GOAL:
Records follow. Select each line holding "EMPIRICAL".
⟨
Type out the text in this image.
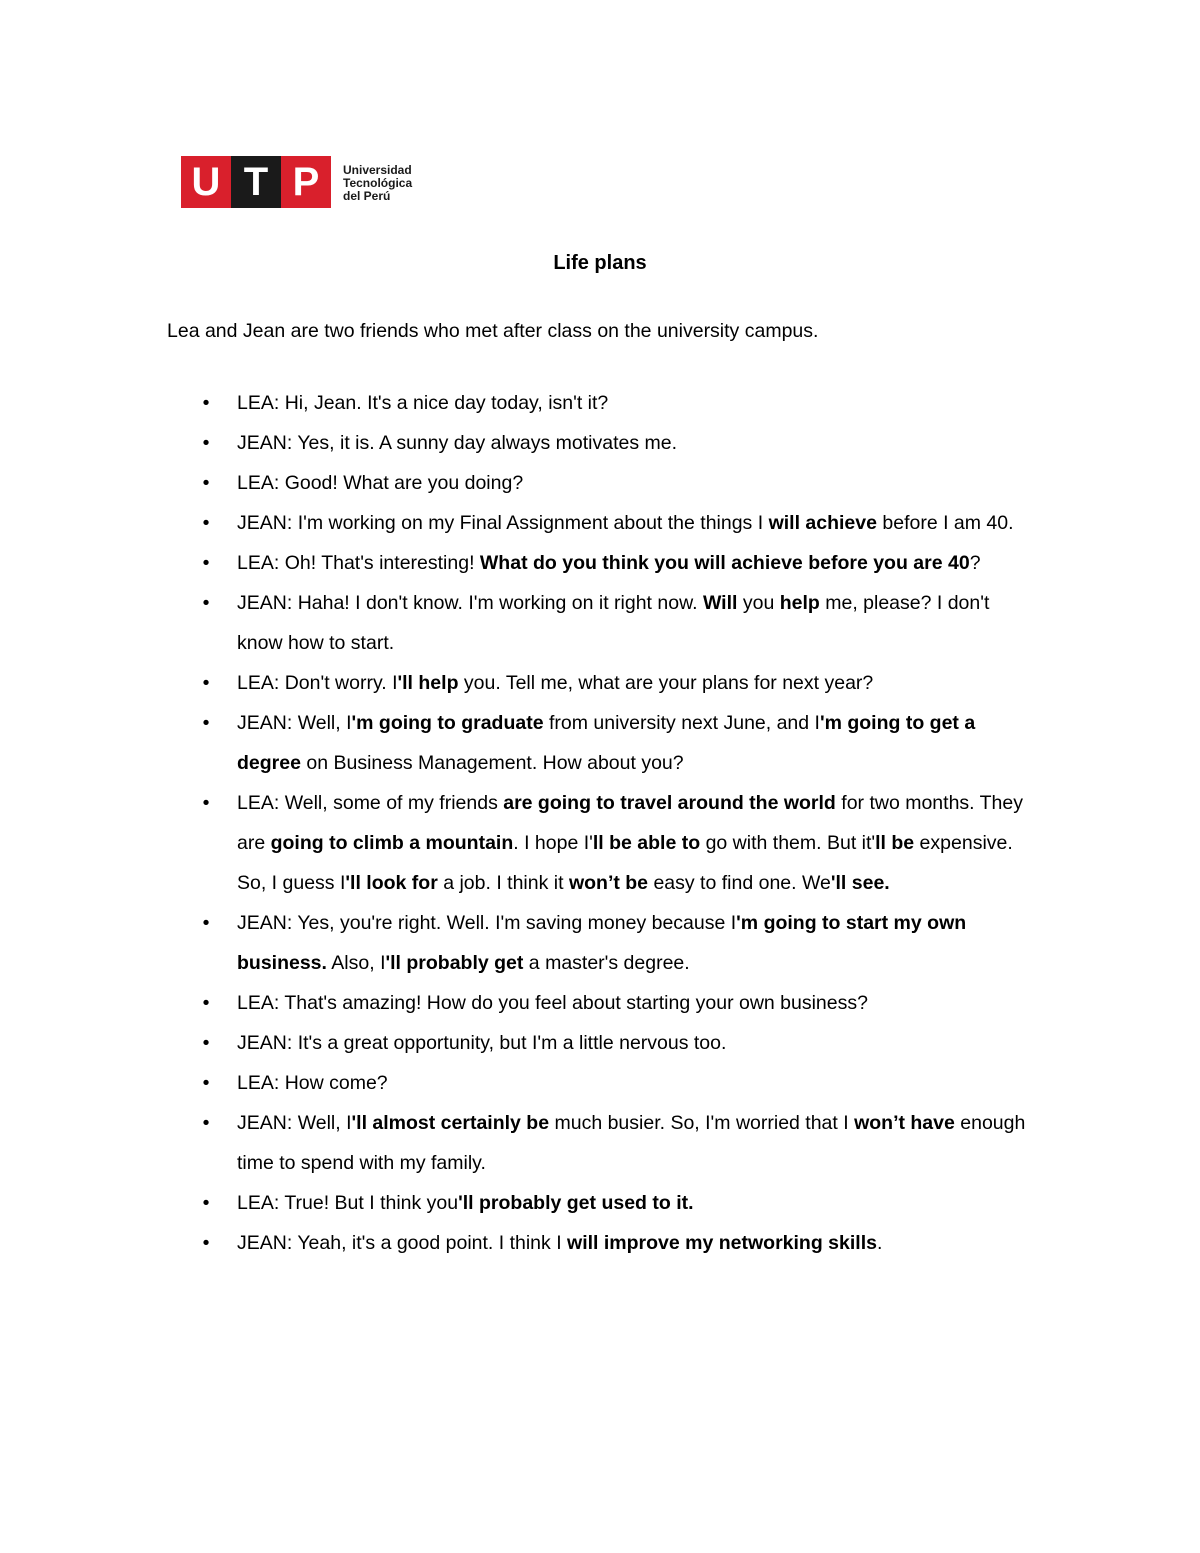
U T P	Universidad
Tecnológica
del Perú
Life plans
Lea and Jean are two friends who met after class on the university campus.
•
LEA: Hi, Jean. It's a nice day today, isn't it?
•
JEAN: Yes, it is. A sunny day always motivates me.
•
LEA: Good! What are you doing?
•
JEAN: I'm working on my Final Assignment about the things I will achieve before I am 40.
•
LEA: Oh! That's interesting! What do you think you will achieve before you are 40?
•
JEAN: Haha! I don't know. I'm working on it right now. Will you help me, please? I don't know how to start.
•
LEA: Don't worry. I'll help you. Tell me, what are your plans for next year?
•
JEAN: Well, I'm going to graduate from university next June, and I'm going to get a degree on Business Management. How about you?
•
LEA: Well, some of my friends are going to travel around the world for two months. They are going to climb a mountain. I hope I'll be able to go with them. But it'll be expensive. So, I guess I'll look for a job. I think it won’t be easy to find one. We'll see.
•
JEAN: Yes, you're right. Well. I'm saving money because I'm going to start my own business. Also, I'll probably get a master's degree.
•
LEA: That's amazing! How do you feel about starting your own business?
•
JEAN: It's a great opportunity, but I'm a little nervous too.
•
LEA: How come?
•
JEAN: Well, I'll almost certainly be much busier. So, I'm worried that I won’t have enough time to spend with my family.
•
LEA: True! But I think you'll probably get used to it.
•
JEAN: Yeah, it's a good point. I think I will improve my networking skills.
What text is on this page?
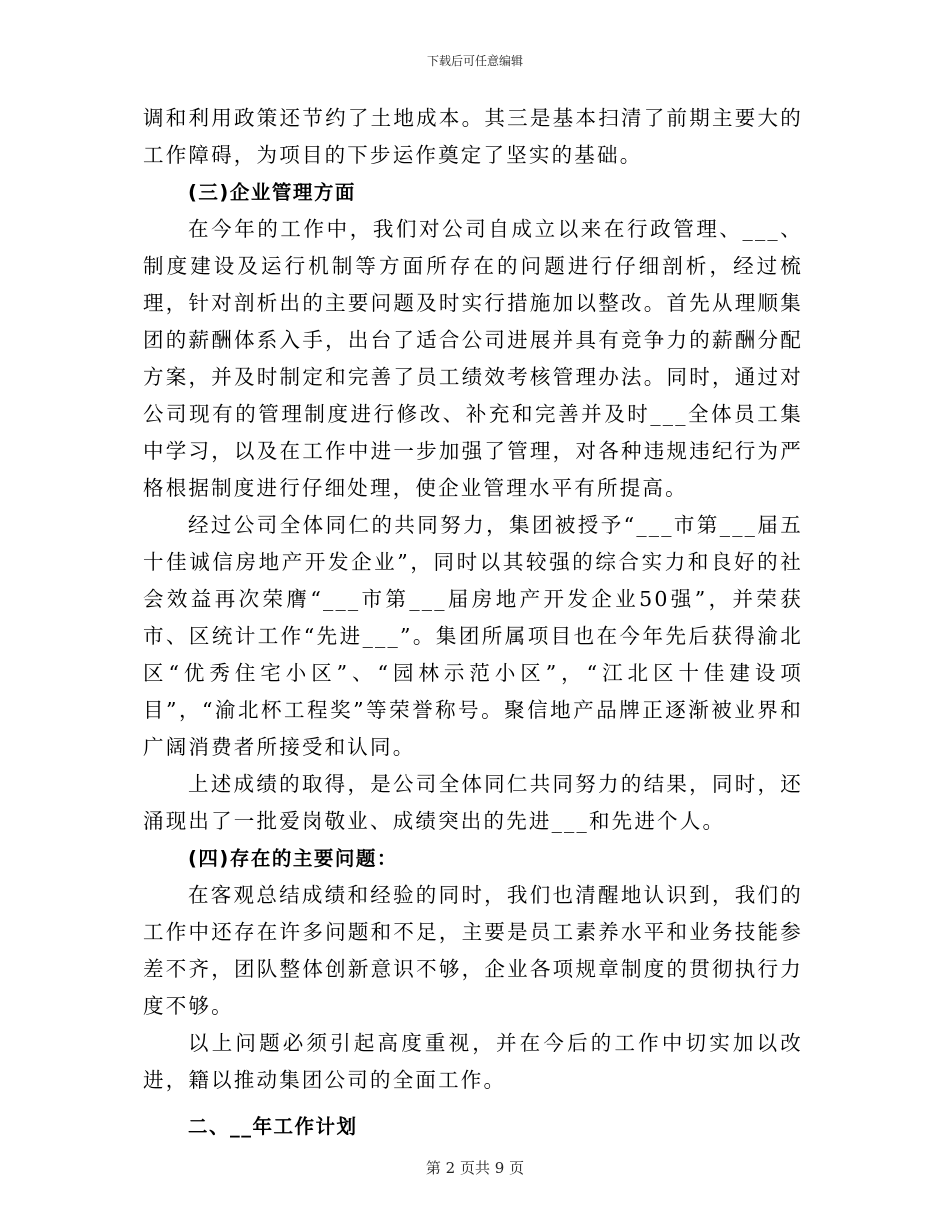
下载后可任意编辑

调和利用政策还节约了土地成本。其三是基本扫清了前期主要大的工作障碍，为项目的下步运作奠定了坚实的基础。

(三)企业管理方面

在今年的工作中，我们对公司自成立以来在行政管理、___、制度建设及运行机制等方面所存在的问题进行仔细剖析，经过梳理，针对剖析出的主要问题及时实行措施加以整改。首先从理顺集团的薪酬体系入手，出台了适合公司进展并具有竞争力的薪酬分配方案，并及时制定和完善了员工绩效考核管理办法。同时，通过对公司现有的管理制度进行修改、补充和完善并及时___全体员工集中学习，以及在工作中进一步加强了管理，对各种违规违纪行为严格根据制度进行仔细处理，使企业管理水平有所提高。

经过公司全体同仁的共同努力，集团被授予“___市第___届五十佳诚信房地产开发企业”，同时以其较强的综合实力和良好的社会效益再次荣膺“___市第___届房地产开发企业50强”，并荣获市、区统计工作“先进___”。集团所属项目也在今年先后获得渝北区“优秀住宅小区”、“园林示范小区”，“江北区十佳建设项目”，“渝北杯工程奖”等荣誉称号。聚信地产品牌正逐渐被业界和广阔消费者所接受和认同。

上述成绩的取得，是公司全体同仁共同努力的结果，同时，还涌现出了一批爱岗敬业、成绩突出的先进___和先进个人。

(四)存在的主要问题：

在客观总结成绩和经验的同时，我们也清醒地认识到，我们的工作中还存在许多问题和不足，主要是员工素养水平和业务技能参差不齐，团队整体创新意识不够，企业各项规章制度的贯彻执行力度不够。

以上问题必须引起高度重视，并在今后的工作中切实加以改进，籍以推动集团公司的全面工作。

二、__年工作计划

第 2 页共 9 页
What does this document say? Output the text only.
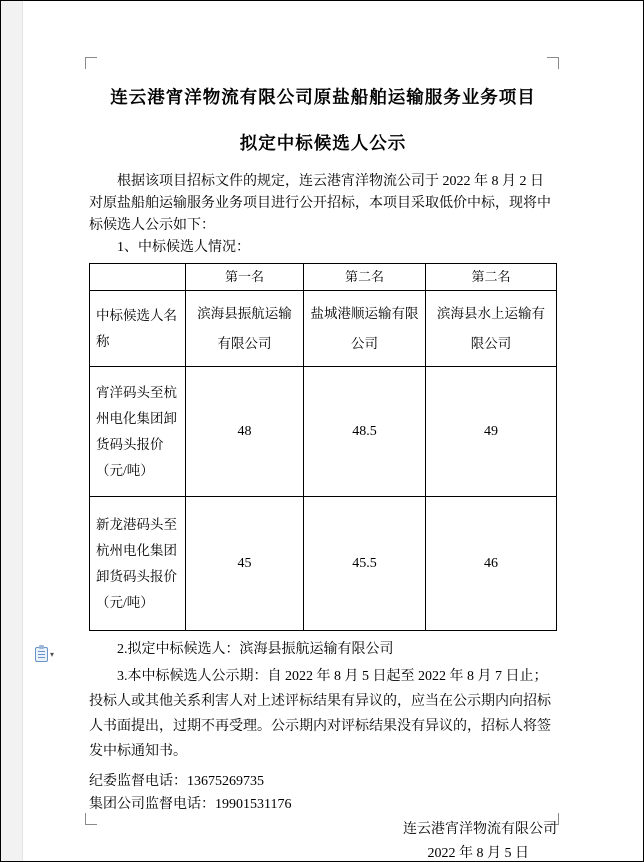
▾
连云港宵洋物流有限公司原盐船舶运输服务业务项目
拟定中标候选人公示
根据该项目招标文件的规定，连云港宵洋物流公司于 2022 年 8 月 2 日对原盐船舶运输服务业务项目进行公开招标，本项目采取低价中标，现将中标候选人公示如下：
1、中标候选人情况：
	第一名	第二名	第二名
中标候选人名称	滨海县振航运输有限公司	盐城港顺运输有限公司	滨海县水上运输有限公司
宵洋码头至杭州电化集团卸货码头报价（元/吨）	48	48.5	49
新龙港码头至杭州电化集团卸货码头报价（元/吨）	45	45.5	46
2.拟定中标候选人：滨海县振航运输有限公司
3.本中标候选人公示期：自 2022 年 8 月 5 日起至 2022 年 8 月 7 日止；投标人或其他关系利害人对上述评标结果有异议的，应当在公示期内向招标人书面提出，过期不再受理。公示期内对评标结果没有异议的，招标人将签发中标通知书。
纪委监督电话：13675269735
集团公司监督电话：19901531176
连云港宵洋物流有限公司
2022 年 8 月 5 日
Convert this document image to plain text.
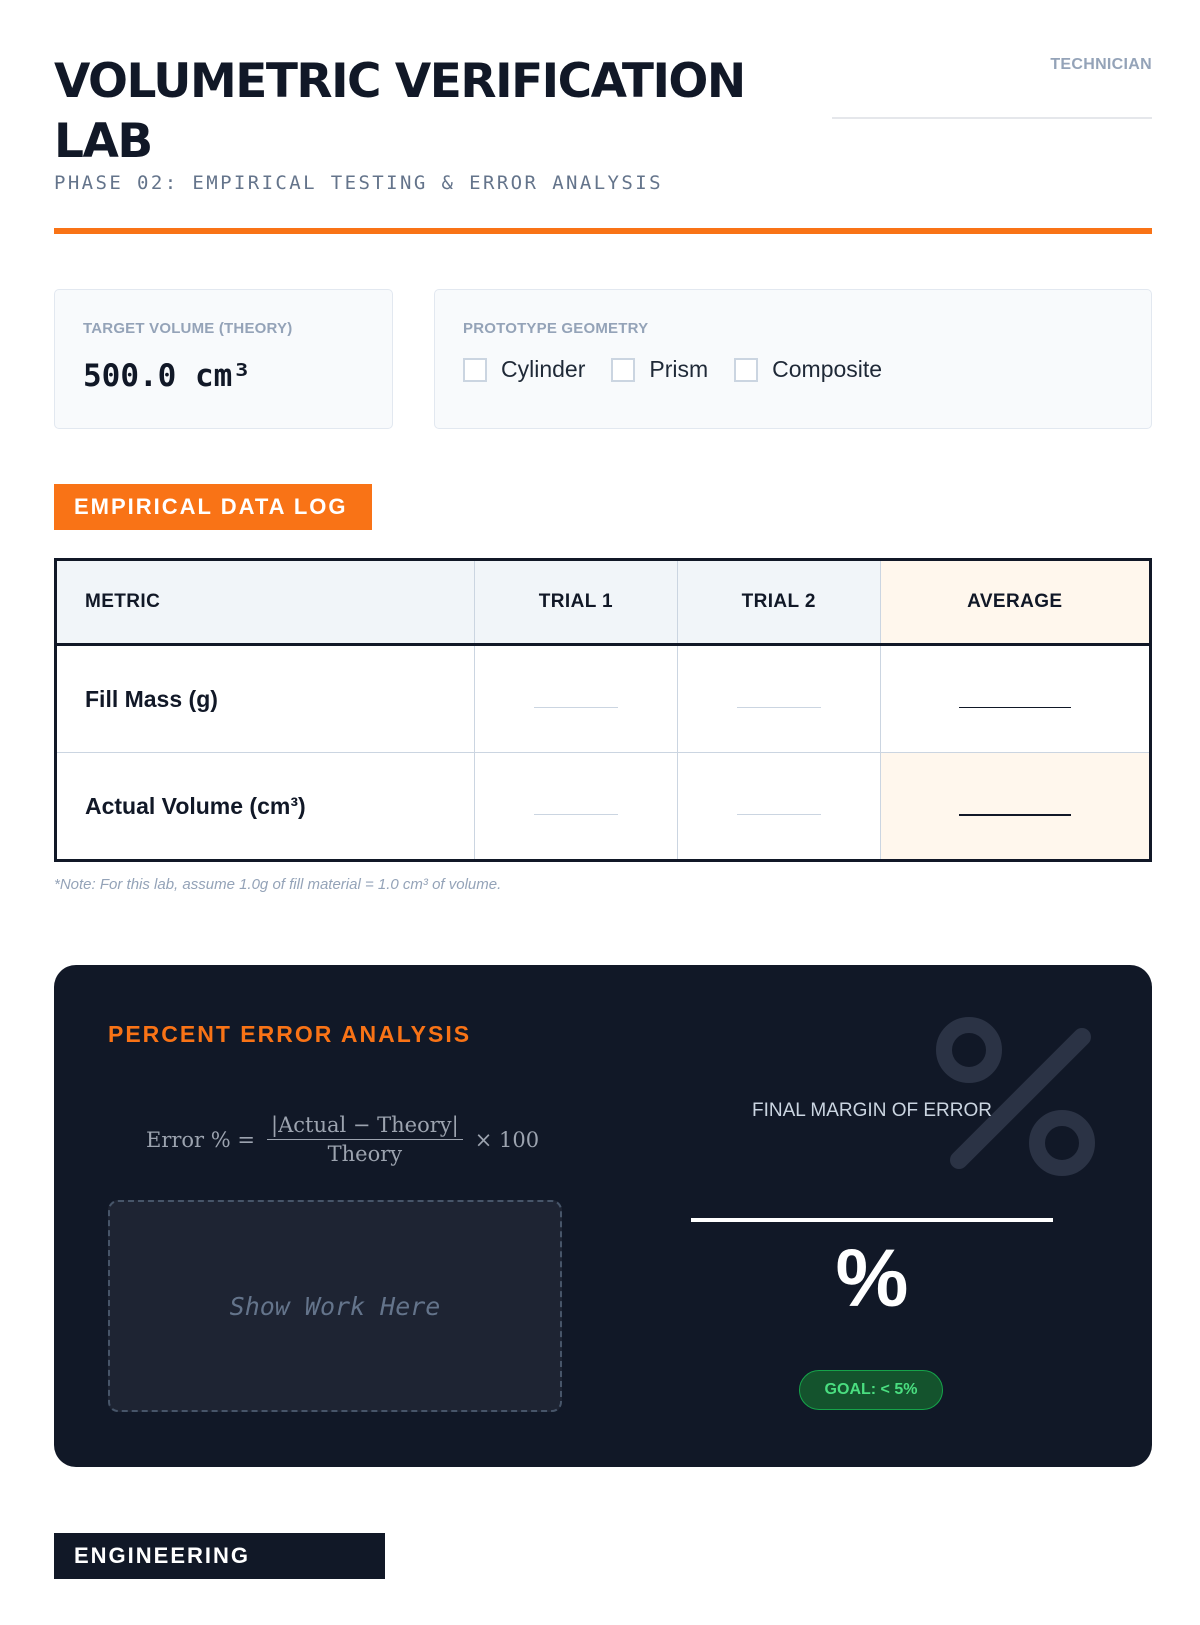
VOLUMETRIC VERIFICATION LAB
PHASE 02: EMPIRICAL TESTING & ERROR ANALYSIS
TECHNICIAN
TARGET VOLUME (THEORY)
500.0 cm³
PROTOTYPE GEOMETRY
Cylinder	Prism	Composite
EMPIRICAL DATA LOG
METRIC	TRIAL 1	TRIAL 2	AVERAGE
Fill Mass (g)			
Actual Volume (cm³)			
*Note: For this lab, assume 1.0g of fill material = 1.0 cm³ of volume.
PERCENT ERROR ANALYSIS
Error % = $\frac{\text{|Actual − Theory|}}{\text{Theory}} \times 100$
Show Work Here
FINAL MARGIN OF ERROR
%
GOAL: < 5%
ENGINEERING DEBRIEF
⟩
IN RESPONSE:
PHASE 02: EMPIRICAL TESTING & ERROR ANALYSIS
EMPIRICAL DATA LOG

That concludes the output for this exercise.